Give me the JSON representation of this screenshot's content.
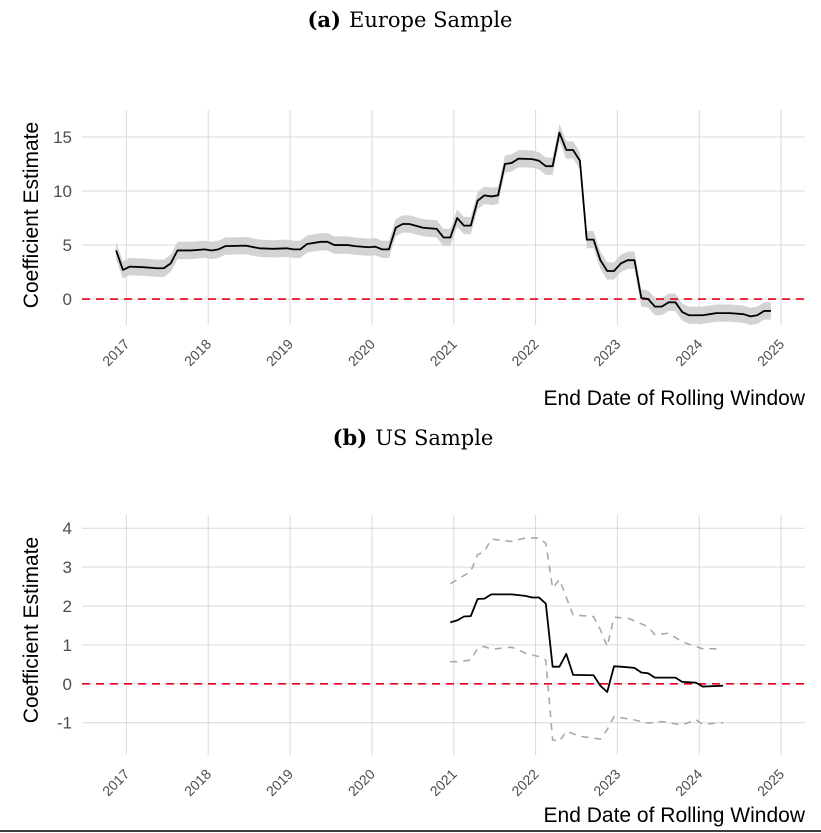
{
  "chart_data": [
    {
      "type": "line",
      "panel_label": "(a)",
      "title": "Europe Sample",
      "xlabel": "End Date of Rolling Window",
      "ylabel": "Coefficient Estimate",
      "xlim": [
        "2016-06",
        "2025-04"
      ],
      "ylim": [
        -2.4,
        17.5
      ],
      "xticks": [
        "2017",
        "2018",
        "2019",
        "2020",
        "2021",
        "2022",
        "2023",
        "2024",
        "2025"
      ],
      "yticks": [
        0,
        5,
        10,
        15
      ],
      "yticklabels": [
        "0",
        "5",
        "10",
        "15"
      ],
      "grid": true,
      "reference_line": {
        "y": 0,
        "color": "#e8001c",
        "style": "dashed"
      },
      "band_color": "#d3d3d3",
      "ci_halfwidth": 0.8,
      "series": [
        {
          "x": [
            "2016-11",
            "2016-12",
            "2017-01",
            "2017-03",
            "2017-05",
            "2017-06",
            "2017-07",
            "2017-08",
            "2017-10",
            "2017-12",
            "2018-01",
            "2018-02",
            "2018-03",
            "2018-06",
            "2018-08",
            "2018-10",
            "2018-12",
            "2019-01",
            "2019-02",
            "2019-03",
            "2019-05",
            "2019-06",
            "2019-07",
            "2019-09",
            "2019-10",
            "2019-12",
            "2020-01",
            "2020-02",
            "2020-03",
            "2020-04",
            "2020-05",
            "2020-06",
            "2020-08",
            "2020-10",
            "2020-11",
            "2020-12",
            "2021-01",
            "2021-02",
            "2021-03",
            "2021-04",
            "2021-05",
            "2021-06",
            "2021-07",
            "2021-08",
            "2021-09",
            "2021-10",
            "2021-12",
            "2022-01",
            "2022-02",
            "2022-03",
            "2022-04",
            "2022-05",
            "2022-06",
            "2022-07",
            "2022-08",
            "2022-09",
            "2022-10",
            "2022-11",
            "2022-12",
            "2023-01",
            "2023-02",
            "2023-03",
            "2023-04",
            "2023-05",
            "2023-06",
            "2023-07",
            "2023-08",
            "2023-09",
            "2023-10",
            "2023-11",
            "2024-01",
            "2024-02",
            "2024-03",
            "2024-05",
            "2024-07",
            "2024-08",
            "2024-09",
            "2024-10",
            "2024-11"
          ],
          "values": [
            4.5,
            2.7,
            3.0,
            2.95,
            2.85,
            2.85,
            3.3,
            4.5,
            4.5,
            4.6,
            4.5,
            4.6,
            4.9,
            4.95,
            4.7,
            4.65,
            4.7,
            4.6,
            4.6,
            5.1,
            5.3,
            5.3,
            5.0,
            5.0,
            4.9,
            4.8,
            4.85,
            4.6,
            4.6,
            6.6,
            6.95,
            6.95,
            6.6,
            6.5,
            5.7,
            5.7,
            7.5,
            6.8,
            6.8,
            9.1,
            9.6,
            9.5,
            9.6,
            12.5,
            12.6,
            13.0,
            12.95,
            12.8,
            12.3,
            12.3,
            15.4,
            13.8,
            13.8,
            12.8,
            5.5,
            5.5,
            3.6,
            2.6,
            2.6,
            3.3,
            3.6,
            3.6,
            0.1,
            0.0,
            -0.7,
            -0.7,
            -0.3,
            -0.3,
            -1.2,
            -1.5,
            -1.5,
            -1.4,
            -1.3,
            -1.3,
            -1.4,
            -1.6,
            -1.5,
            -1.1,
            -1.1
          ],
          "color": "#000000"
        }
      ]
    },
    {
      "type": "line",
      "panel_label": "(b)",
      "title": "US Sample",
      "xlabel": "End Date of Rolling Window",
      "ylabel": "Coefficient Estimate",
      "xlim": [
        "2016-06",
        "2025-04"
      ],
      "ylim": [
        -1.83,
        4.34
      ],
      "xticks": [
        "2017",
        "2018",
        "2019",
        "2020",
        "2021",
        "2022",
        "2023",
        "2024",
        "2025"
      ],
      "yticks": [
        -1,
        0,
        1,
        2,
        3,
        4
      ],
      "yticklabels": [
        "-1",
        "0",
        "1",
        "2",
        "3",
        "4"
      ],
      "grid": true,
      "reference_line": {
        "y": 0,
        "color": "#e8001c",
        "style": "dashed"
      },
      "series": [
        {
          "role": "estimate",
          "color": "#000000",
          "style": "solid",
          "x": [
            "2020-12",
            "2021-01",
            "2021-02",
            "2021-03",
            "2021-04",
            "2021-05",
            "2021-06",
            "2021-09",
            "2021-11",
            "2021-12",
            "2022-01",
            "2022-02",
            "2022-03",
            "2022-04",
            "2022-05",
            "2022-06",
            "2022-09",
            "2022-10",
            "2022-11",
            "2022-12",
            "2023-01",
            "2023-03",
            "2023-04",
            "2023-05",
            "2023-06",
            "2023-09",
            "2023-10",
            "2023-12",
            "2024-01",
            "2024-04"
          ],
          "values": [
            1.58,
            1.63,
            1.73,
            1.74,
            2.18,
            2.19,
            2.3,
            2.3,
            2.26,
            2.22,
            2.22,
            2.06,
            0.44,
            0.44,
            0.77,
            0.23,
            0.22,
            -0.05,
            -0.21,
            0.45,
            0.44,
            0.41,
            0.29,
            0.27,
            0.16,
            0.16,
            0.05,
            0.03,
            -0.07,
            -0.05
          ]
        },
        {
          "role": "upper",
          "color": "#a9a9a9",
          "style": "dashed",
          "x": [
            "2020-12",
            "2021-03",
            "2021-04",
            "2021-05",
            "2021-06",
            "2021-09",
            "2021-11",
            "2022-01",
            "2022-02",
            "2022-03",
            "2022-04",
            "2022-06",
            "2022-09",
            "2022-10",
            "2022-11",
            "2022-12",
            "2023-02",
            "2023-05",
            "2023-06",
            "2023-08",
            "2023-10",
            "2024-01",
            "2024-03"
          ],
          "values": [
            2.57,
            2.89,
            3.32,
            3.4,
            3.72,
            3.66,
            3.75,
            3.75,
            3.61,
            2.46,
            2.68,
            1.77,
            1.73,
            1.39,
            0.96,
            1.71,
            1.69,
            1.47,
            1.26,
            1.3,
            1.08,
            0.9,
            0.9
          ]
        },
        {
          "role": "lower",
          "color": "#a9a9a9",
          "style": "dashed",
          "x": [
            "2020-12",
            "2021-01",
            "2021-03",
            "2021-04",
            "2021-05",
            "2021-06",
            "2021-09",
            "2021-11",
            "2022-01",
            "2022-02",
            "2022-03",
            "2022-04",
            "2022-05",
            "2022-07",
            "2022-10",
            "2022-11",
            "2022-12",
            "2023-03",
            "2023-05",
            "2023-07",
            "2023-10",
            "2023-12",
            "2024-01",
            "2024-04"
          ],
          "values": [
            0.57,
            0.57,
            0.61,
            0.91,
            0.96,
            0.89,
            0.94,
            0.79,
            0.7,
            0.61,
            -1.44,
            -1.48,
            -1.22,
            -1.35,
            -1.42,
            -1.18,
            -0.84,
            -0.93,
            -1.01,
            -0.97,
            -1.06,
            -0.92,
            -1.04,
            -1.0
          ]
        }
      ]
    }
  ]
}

________

▸ TASK REQUIREMENTS
Print each of the records above exactly as written, leaving no picture in the copy.

▸ SOLUTION BELOW
Give me the JSON representation of this screenshot's content.
{
  "chart_data": [
    {
      "type": "line",
      "panel_label": "(a)",
      "title": "Europe Sample",
      "xlabel": "End Date of Rolling Window",
      "ylabel": "Coefficient Estimate",
      "xlim": [
        "2016-06",
        "2025-04"
      ],
      "ylim": [
        -2.4,
        17.5
      ],
      "xticks": [
        "2017",
        "2018",
        "2019",
        "2020",
        "2021",
        "2022",
        "2023",
        "2024",
        "2025"
      ],
      "yticks": [
        0,
        5,
        10,
        15
      ],
      "yticklabels": [
        "0",
        "5",
        "10",
        "15"
      ],
      "grid": true,
      "reference_line": {
        "y": 0,
        "color": "#e8001c",
        "style": "dashed"
      },
      "band_color": "#d3d3d3",
      "ci_halfwidth": 0.8,
      "series": [
        {
          "x": [
            "2016-11",
            "2016-12",
            "2017-01",
            "2017-03",
            "2017-05",
            "2017-06",
            "2017-07",
            "2017-08",
            "2017-10",
            "2017-12",
            "2018-01",
            "2018-02",
            "2018-03",
            "2018-06",
            "2018-08",
            "2018-10",
            "2018-12",
            "2019-01",
            "2019-02",
            "2019-03",
            "2019-05",
            "2019-06",
            "2019-07",
            "2019-09",
            "2019-10",
            "2019-12",
            "2020-01",
            "2020-02",
            "2020-03",
            "2020-04",
            "2020-05",
            "2020-06",
            "2020-08",
            "2020-10",
            "2020-11",
            "2020-12",
            "2021-01",
            "2021-02",
            "2021-03",
            "2021-04",
            "2021-05",
            "2021-06",
            "2021-07",
            "2021-08",
            "2021-09",
            "2021-10",
            "2021-12",
            "2022-01",
            "2022-02",
            "2022-03",
            "2022-04",
            "2022-05",
            "2022-06",
            "2022-07",
            "2022-08",
            "2022-09",
            "2022-10",
            "2022-11",
            "2022-12",
            "2023-01",
            "2023-02",
            "2023-03",
            "2023-04",
            "2023-05",
            "2023-06",
            "2023-07",
            "2023-08",
            "2023-09",
            "2023-10",
            "2023-11",
            "2024-01",
            "2024-02",
            "2024-03",
            "2024-05",
            "2024-07",
            "2024-08",
            "2024-09",
            "2024-10",
            "2024-11"
          ],
          "values": [
            4.5,
            2.7,
            3.0,
            2.95,
            2.85,
            2.85,
            3.3,
            4.5,
            4.5,
            4.6,
            4.5,
            4.6,
            4.9,
            4.95,
            4.7,
            4.65,
            4.7,
            4.6,
            4.6,
            5.1,
            5.3,
            5.3,
            5.0,
            5.0,
            4.9,
            4.8,
            4.85,
            4.6,
            4.6,
            6.6,
            6.95,
            6.95,
            6.6,
            6.5,
            5.7,
            5.7,
            7.5,
            6.8,
            6.8,
            9.1,
            9.6,
            9.5,
            9.6,
            12.5,
            12.6,
            13.0,
            12.95,
            12.8,
            12.3,
            12.3,
            15.4,
            13.8,
            13.8,
            12.8,
            5.5,
            5.5,
            3.6,
            2.6,
            2.6,
            3.3,
            3.6,
            3.6,
            0.1,
            0.0,
            -0.7,
            -0.7,
            -0.3,
            -0.3,
            -1.2,
            -1.5,
            -1.5,
            -1.4,
            -1.3,
            -1.3,
            -1.4,
            -1.6,
            -1.5,
            -1.1,
            -1.1
          ],
          "color": "#000000"
        }
      ]
    },
    {
      "type": "line",
      "panel_label": "(b)",
      "title": "US Sample",
      "xlabel": "End Date of Rolling Window",
      "ylabel": "Coefficient Estimate",
      "xlim": [
        "2016-06",
        "2025-04"
      ],
      "ylim": [
        -1.83,
        4.34
      ],
      "xticks": [
        "2017",
        "2018",
        "2019",
        "2020",
        "2021",
        "2022",
        "2023",
        "2024",
        "2025"
      ],
      "yticks": [
        -1,
        0,
        1,
        2,
        3,
        4
      ],
      "yticklabels": [
        "-1",
        "0",
        "1",
        "2",
        "3",
        "4"
      ],
      "grid": true,
      "reference_line": {
        "y": 0,
        "color": "#e8001c",
        "style": "dashed"
      },
      "series": [
        {
          "role": "estimate",
          "color": "#000000",
          "style": "solid",
          "x": [
            "2020-12",
            "2021-01",
            "2021-02",
            "2021-03",
            "2021-04",
            "2021-05",
            "2021-06",
            "2021-09",
            "2021-11",
            "2021-12",
            "2022-01",
            "2022-02",
            "2022-03",
            "2022-04",
            "2022-05",
            "2022-06",
            "2022-09",
            "2022-10",
            "2022-11",
            "2022-12",
            "2023-01",
            "2023-03",
            "2023-04",
            "2023-05",
            "2023-06",
            "2023-09",
            "2023-10",
            "2023-12",
            "2024-01",
            "2024-04"
          ],
          "values": [
            1.58,
            1.63,
            1.73,
            1.74,
            2.18,
            2.19,
            2.3,
            2.3,
            2.26,
            2.22,
            2.22,
            2.06,
            0.44,
            0.44,
            0.77,
            0.23,
            0.22,
            -0.05,
            -0.21,
            0.45,
            0.44,
            0.41,
            0.29,
            0.27,
            0.16,
            0.16,
            0.05,
            0.03,
            -0.07,
            -0.05
          ]
        },
        {
          "role": "upper",
          "color": "#a9a9a9",
          "style": "dashed",
          "x": [
            "2020-12",
            "2021-03",
            "2021-04",
            "2021-05",
            "2021-06",
            "2021-09",
            "2021-11",
            "2022-01",
            "2022-02",
            "2022-03",
            "2022-04",
            "2022-06",
            "2022-09",
            "2022-10",
            "2022-11",
            "2022-12",
            "2023-02",
            "2023-05",
            "2023-06",
            "2023-08",
            "2023-10",
            "2024-01",
            "2024-03"
          ],
          "values": [
            2.57,
            2.89,
            3.32,
            3.4,
            3.72,
            3.66,
            3.75,
            3.75,
            3.61,
            2.46,
            2.68,
            1.77,
            1.73,
            1.39,
            0.96,
            1.71,
            1.69,
            1.47,
            1.26,
            1.3,
            1.08,
            0.9,
            0.9
          ]
        },
        {
          "role": "lower",
          "color": "#a9a9a9",
          "style": "dashed",
          "x": [
            "2020-12",
            "2021-01",
            "2021-03",
            "2021-04",
            "2021-05",
            "2021-06",
            "2021-09",
            "2021-11",
            "2022-01",
            "2022-02",
            "2022-03",
            "2022-04",
            "2022-05",
            "2022-07",
            "2022-10",
            "2022-11",
            "2022-12",
            "2023-03",
            "2023-05",
            "2023-07",
            "2023-10",
            "2023-12",
            "2024-01",
            "2024-04"
          ],
          "values": [
            0.57,
            0.57,
            0.61,
            0.91,
            0.96,
            0.89,
            0.94,
            0.79,
            0.7,
            0.61,
            -1.44,
            -1.48,
            -1.22,
            -1.35,
            -1.42,
            -1.18,
            -0.84,
            -0.93,
            -1.01,
            -0.97,
            -1.06,
            -0.92,
            -1.04,
            -1.0
          ]
        }
      ]
    }
  ]
}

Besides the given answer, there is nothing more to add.